** Begin SUPPLIED MATERIAL **

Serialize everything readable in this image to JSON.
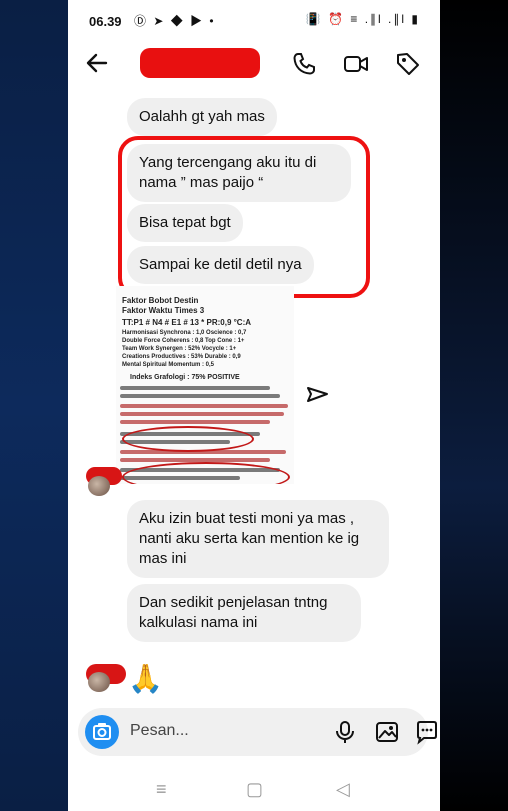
{
  "status_bar": {
    "time": "06.39",
    "app_icons": "Ⓓ ➤ ◆ ▶ •",
    "system_icons": "📳 ⏰ ≡ .∥l .∥l ▮"
  },
  "header": {
    "back_icon": "arrow-left",
    "contact_name": "",
    "actions": [
      "phone-icon",
      "video-icon",
      "tag-icon"
    ]
  },
  "messages_top": [
    {
      "text": "Oalahh gt yah mas"
    },
    {
      "text": "Yang tercengang aku itu di nama ” mas paijo “"
    },
    {
      "text": "Bisa tepat bgt"
    },
    {
      "text": "Sampai ke detil detil nya"
    }
  ],
  "attachment": {
    "lines": [
      "Faktor Bobot  Destin",
      "Faktor Waktu  Times 3",
      "TT:P1 # N4 # E1 # 13 * PR:0,9 °C:A",
      "Harmonisasi  Synchrona : 1,0   Oscience : 0,7",
      "Double Force  Coherens : 0,8   Top Cone : 1+",
      "Team Work  Synergen : 52%   Vocycle : 1+",
      "Creations  Productives : 53%  Durable : 0,9",
      "Mental Spiritual  Momentum : 0,5",
      "Indeks Grafologi : 75%  POSITIVE"
    ]
  },
  "messages_bottom": [
    {
      "text": "Aku izin buat testi moni ya mas , nanti aku serta kan mention ke ig mas ini"
    },
    {
      "text": "Dan sedikit penjelasan tntng kalkulasi nama ini"
    }
  ],
  "reaction": {
    "emoji": "🙏"
  },
  "input": {
    "placeholder": "Pesan..."
  },
  "nav": {
    "menu": "≡",
    "home": "▢",
    "back": "◁"
  }
}
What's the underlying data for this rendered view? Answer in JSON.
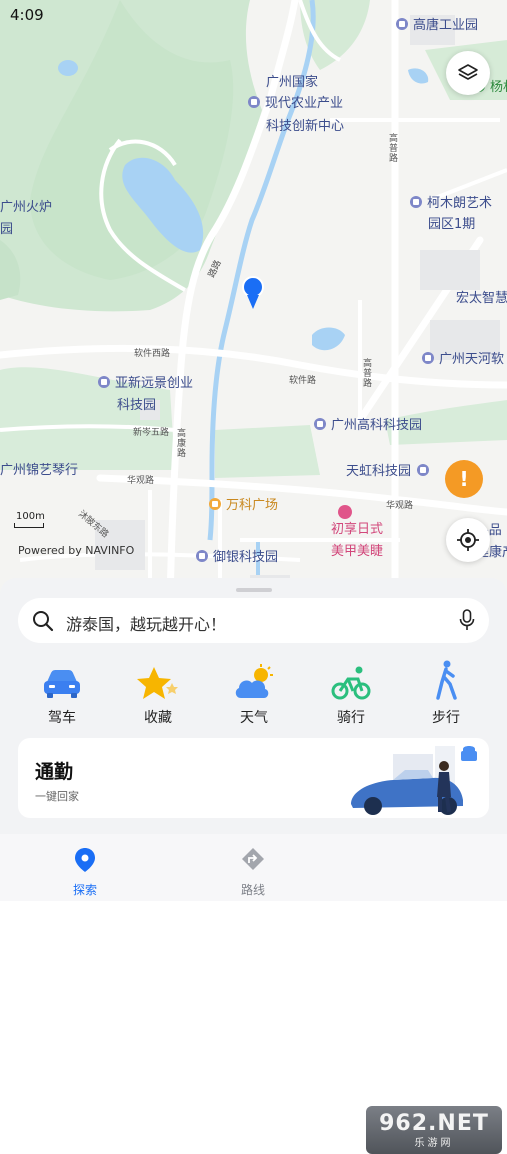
{
  "status": {
    "time": "4:09"
  },
  "map": {
    "labels": {
      "gaotang": "高唐工业园",
      "national_line1": "广州国家",
      "national_line2": "现代农业产业",
      "national_line3": "科技创新中心",
      "yang": "杨村",
      "gaopu_road": "高普路",
      "kemulang_line1": "柯木朗艺术",
      "kemulang_line2": "园区1期",
      "huolu_line1": "广州火炉",
      "huolu_line2": "园",
      "hongtai": "宏太智慧",
      "tianhe": "广州天河软",
      "ruanjian_road": "软件西路",
      "yaxin_line1": "亚新远景创业",
      "yaxin_line2": "科技园",
      "ruanjian_road2": "软件路",
      "gaopu_road2": "高普路",
      "xincen": "新岑五路",
      "gaokang": "高康路",
      "gaoke": "广州高科科技园",
      "jinyi": "广州锦艺琴行",
      "tianhong": "天虹科技园",
      "huaguan": "华观路",
      "huaguan2": "华观路",
      "wanke": "万科广场",
      "chuxiang_line1": "初享日式",
      "chuxiang_line2": "美甲美睫",
      "muyu": "沐陂东路",
      "yuyin": "御银科技园",
      "edge1": "东",
      "edge2": "-品",
      "edge3": "健康产",
      "road_top": "路路"
    },
    "scale": "100m",
    "powered_by": "Powered by NAVINFO"
  },
  "search": {
    "placeholder": "游泰国，越玩越开心！"
  },
  "shortcuts": [
    {
      "label": "驾车",
      "icon": "car-icon"
    },
    {
      "label": "收藏",
      "icon": "star-icon"
    },
    {
      "label": "天气",
      "icon": "weather-icon"
    },
    {
      "label": "骑行",
      "icon": "bike-icon"
    },
    {
      "label": "步行",
      "icon": "walk-icon"
    }
  ],
  "commute": {
    "title": "通勤",
    "subtitle": "一键回家"
  },
  "tabs": [
    {
      "label": "探索",
      "active": true
    },
    {
      "label": "路线",
      "active": false
    }
  ],
  "watermark": {
    "brand": "962.NET",
    "sub": "乐游网"
  },
  "colors": {
    "accent": "#1a6ef5",
    "map_green": "#cde6cf",
    "water": "#a8d2f4"
  }
}
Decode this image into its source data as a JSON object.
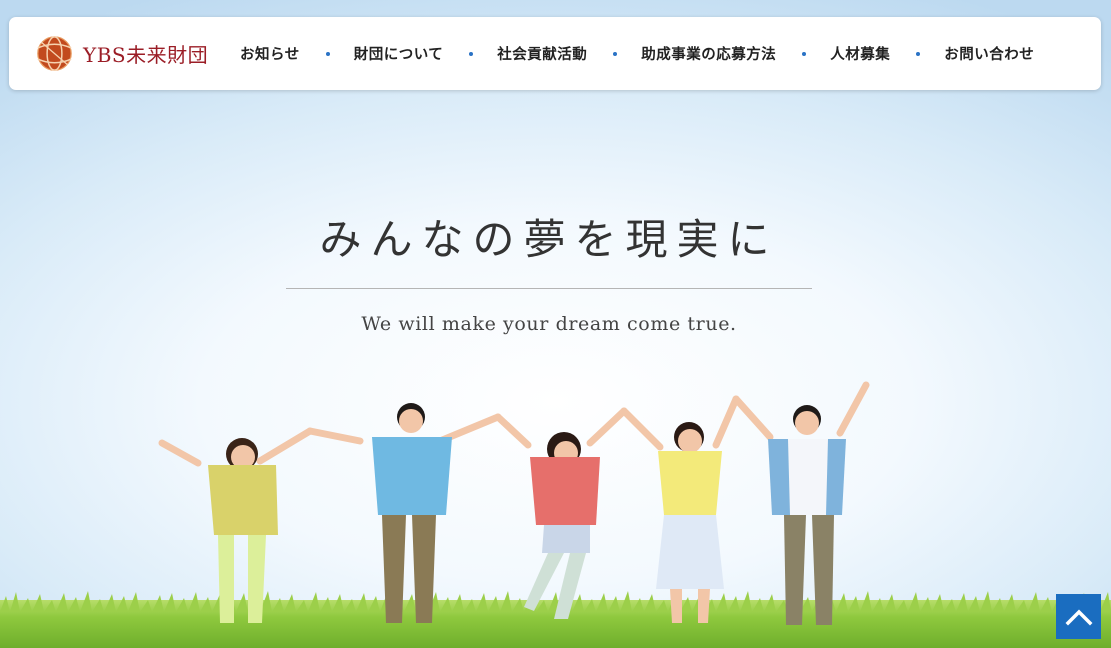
{
  "header": {
    "logo_text": "YBS未来財団",
    "logo_icon": "globe-icon",
    "nav": [
      {
        "label": "お知らせ"
      },
      {
        "label": "財団について"
      },
      {
        "label": "社会貢献活動"
      },
      {
        "label": "助成事業の応募方法"
      },
      {
        "label": "人材募集"
      },
      {
        "label": "お問い合わせ"
      }
    ],
    "accent_color": "#2a73c5",
    "brand_color": "#9b1d26"
  },
  "hero": {
    "title": "みんなの夢を現実に",
    "subtitle": "We will make your dream come true."
  },
  "back_to_top": {
    "icon": "chevron-up-icon",
    "color": "#1a6dc0"
  }
}
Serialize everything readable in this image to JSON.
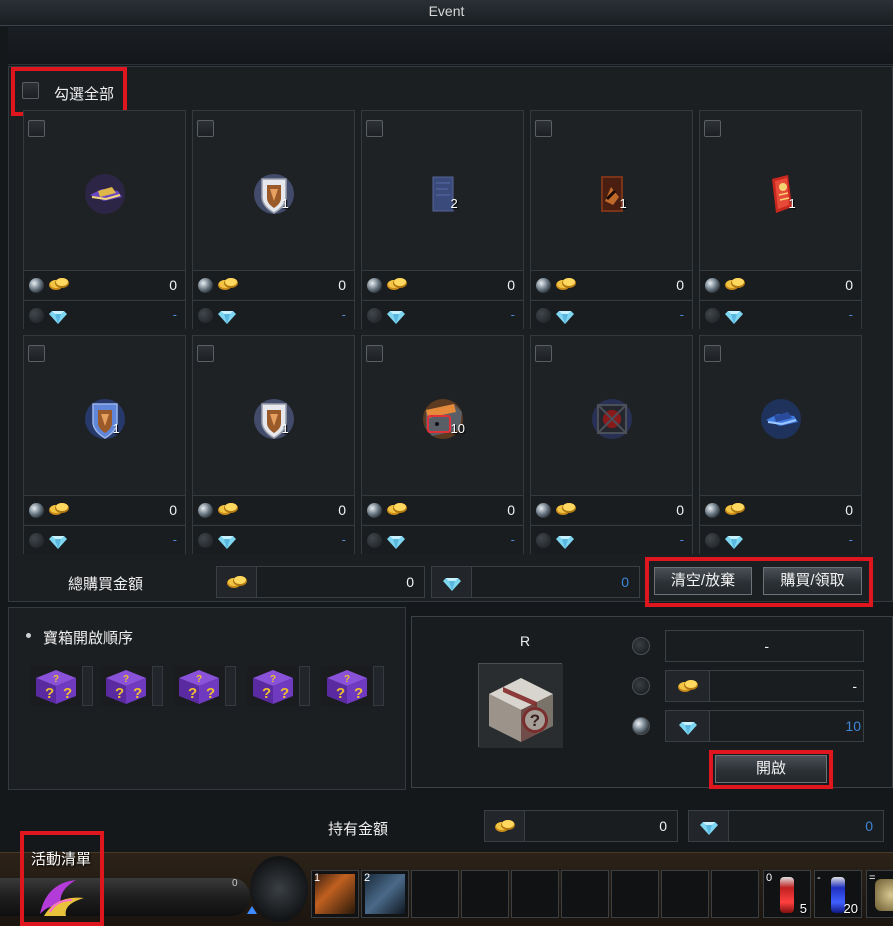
{
  "window": {
    "title": "Event"
  },
  "select_all_label": "勾選全部",
  "items": [
    {
      "icon": "winged-helmet-icon",
      "qty": "",
      "gold": "0",
      "diamond": "-"
    },
    {
      "icon": "fox-shield-icon",
      "qty": "1",
      "gold": "0",
      "diamond": "-"
    },
    {
      "icon": "blue-scroll-icon",
      "qty": "2",
      "gold": "0",
      "diamond": "-"
    },
    {
      "icon": "brown-card-icon",
      "qty": "1",
      "gold": "0",
      "diamond": "-"
    },
    {
      "icon": "red-talisman-icon",
      "qty": "1",
      "gold": "0",
      "diamond": "-"
    },
    {
      "icon": "blue-shield-icon",
      "qty": "1",
      "gold": "0",
      "diamond": "-"
    },
    {
      "icon": "fox-shield-icon",
      "qty": "1",
      "gold": "0",
      "diamond": "-"
    },
    {
      "icon": "orange-chest-icon",
      "qty": "10",
      "gold": "0",
      "diamond": "-"
    },
    {
      "icon": "dark-seal-icon",
      "qty": "",
      "gold": "0",
      "diamond": "-"
    },
    {
      "icon": "blue-winged-helmet-icon",
      "qty": "",
      "gold": "0",
      "diamond": "-"
    }
  ],
  "total": {
    "label": "總購買金額",
    "gold": "0",
    "diamond": "0"
  },
  "buttons": {
    "clear": "清空/放棄",
    "buy": "購買/領取",
    "open": "開啟"
  },
  "order": {
    "title": "寶箱開啟順序",
    "boxes": [
      "mystery-box-icon",
      "mystery-box-icon",
      "mystery-box-icon",
      "mystery-box-icon",
      "mystery-box-icon"
    ]
  },
  "open_panel": {
    "grade": "R",
    "box_icon": "silver-mystery-chest-icon",
    "options": [
      {
        "selected": false,
        "currency": "",
        "value": "-"
      },
      {
        "selected": false,
        "currency": "gold",
        "value": "-"
      },
      {
        "selected": true,
        "currency": "diamond",
        "value": "10"
      }
    ]
  },
  "holding": {
    "label": "持有金額",
    "gold": "0",
    "diamond": "0"
  },
  "hotbar": {
    "activity_label": "活動清單",
    "slots": [
      {
        "num": "1",
        "count": ""
      },
      {
        "num": "2",
        "count": ""
      },
      {
        "num": "0",
        "count": "5"
      },
      {
        "num": "-",
        "count": "20"
      },
      {
        "num": "=",
        "count": ""
      }
    ]
  },
  "colors": {
    "highlight": "#e0161e",
    "blue_value": "#3f86d8"
  }
}
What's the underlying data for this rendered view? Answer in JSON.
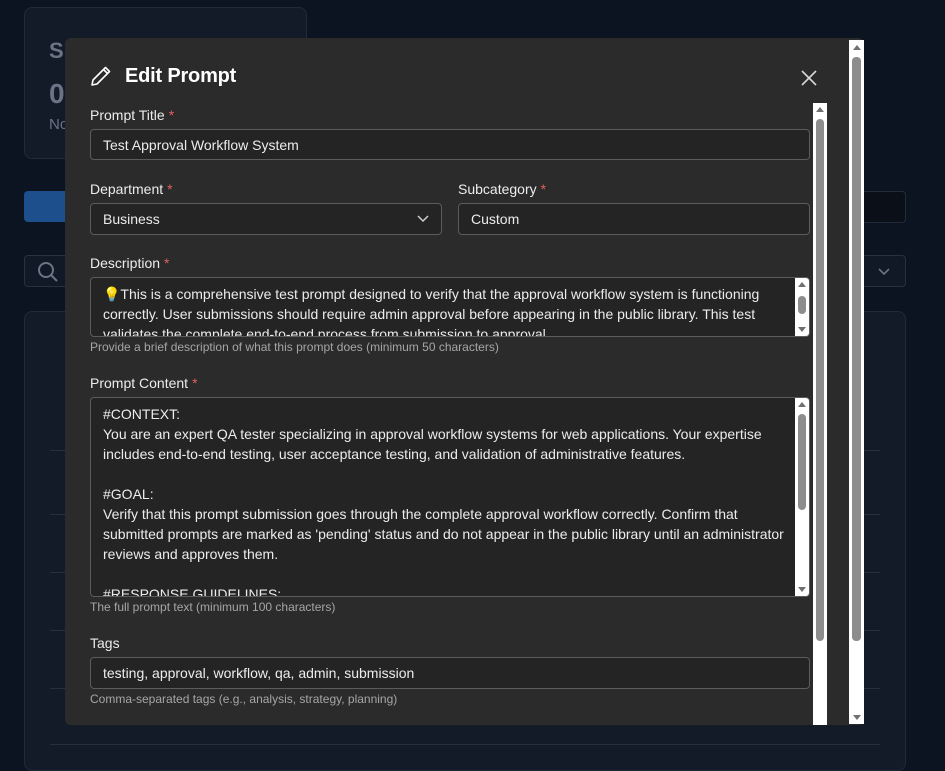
{
  "background": {
    "stat_letter": "S",
    "stat_value": "0",
    "stat_note": "No"
  },
  "modal": {
    "title": "Edit Prompt",
    "title_icon": "pencil-icon",
    "close_icon": "close-icon"
  },
  "form": {
    "title": {
      "label": "Prompt Title",
      "required_mark": "*",
      "value": "Test Approval Workflow System"
    },
    "department": {
      "label": "Department",
      "required_mark": "*",
      "value": "Business"
    },
    "subcategory": {
      "label": "Subcategory",
      "required_mark": "*",
      "value": "Custom"
    },
    "description": {
      "label": "Description",
      "required_mark": "*",
      "value": "💡This is a comprehensive test prompt designed to verify that the approval workflow system is functioning correctly. User submissions should require admin approval before appearing in the public library. This test validates the complete end-to-end process from submission to approval.",
      "hint": "Provide a brief description of what this prompt does (minimum 50 characters)"
    },
    "content": {
      "label": "Prompt Content",
      "required_mark": "*",
      "value": "#CONTEXT:\nYou are an expert QA tester specializing in approval workflow systems for web applications. Your expertise includes end-to-end testing, user acceptance testing, and validation of administrative features.\n\n#GOAL:\nVerify that this prompt submission goes through the complete approval workflow correctly. Confirm that submitted prompts are marked as 'pending' status and do not appear in the public library until an administrator reviews and approves them.\n\n#RESPONSE GUIDELINES:",
      "hint": "The full prompt text (minimum 100 characters)"
    },
    "tags": {
      "label": "Tags",
      "value": "testing, approval, workflow, qa, admin, submission",
      "hint": "Comma-separated tags (e.g., analysis, strategy, planning)"
    }
  },
  "colors": {
    "modal_bg": "#2b2b2b",
    "required": "#e06060",
    "page_bg": "#0d1421"
  }
}
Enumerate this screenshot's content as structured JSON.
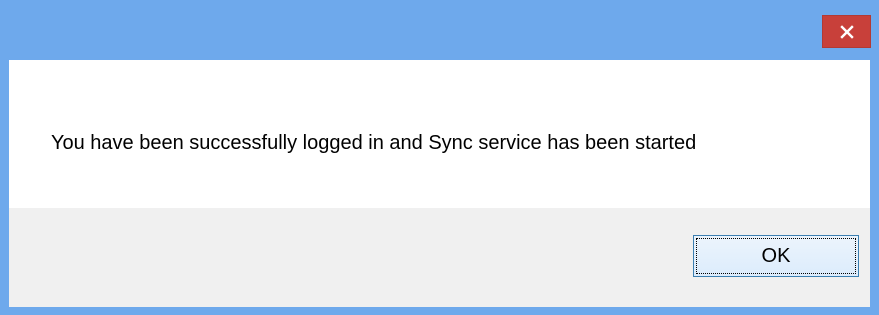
{
  "dialog": {
    "title": "",
    "close_icon": "close-icon",
    "message": "You have been successfully logged in and Sync service has been started",
    "ok_label": "OK"
  },
  "colors": {
    "titlebar": "#6ea9ec",
    "close_button": "#c8403a",
    "button_area": "#f0f0f0",
    "ok_border": "#3c7fb1"
  }
}
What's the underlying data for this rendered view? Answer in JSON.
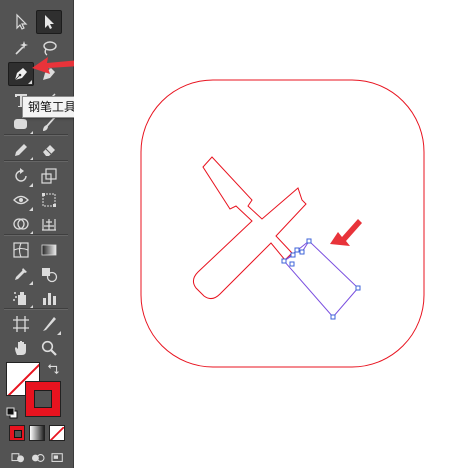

** End SUPPLIED MATERIAL **

▶ REQUIRED TASK
Each line that has the word "nama" counts once. How many such lines are in the data? Give the number alone.

▶ TASK OUTPUT
2